Exercise material »
--- --- ---

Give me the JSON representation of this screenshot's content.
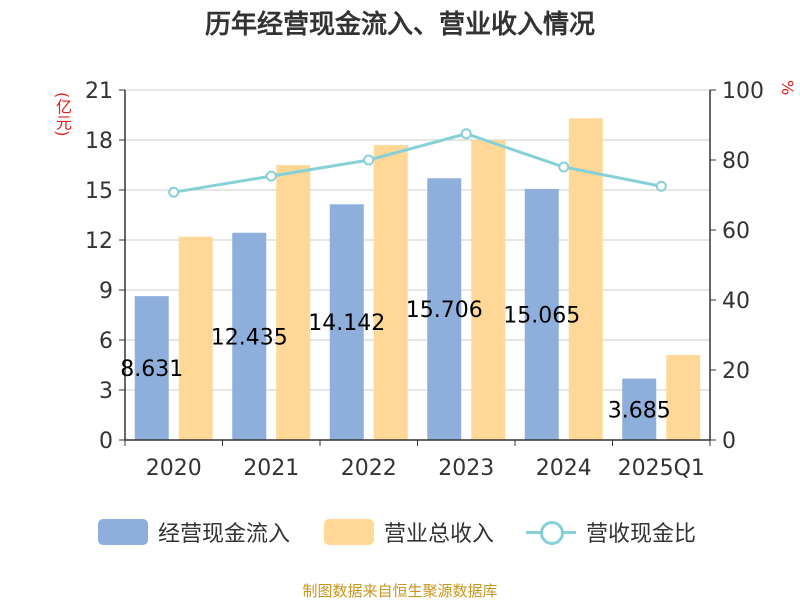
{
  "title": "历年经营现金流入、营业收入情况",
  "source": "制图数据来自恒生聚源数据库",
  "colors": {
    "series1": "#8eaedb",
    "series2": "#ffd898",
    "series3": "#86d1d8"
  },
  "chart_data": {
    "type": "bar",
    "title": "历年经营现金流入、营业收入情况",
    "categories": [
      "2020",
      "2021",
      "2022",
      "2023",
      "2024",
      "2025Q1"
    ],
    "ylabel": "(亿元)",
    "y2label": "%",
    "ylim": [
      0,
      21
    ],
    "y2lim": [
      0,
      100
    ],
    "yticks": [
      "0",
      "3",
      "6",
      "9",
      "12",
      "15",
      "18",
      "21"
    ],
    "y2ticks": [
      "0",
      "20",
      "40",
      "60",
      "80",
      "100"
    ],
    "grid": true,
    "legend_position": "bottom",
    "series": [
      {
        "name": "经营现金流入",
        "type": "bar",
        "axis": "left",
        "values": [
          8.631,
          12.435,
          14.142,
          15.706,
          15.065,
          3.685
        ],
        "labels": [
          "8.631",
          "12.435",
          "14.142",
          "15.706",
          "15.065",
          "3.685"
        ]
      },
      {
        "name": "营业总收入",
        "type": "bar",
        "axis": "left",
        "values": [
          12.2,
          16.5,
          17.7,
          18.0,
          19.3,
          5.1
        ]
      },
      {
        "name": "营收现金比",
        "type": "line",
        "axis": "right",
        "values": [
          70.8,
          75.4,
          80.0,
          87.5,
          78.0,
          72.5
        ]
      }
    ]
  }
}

--- --- ---

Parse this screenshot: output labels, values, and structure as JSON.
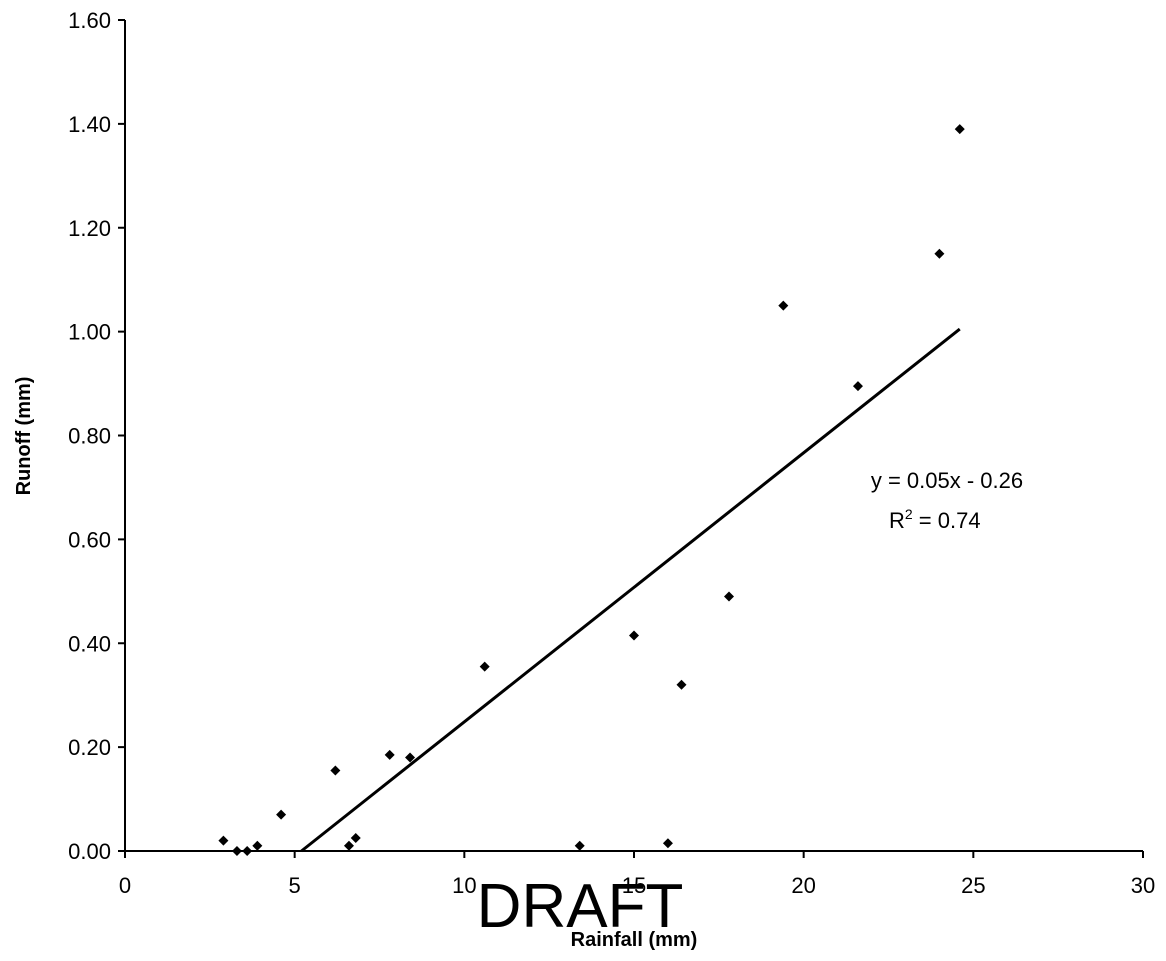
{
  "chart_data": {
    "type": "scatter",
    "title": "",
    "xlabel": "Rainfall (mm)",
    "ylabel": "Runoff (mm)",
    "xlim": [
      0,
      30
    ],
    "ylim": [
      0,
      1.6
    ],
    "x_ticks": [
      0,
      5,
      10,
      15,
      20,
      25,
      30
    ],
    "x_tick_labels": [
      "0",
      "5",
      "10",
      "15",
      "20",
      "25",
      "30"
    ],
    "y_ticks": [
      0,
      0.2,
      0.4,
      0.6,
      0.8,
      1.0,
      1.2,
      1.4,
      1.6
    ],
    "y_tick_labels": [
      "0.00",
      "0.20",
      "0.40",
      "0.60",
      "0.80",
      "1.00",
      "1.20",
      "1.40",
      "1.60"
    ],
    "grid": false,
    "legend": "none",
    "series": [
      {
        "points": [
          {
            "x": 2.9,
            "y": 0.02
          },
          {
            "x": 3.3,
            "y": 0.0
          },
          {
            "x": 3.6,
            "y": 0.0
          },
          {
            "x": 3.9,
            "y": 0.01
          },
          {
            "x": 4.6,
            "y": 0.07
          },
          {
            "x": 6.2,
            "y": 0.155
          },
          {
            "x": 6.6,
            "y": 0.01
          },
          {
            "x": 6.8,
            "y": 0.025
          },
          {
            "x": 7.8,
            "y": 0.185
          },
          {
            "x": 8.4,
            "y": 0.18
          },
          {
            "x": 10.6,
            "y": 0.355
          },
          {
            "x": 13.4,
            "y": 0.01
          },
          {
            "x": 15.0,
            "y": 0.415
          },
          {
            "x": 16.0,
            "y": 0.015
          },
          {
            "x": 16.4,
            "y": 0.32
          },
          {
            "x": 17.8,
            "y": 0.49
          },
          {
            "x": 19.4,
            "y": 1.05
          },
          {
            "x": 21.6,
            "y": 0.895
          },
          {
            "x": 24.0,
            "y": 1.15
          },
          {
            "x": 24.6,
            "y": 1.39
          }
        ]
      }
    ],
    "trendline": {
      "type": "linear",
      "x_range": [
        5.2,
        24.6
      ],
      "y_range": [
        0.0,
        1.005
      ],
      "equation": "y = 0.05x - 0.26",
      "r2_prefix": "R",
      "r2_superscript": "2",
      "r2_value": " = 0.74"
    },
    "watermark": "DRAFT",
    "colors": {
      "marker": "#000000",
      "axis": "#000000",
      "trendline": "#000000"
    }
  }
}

--- --- ---

What the task requires » Gather each line in the entries above where the string "this" is found.

Correct response »
Give me the JSON representation of this screenshot's content.
Parse this screenshot: output labels, values, and structure as JSON.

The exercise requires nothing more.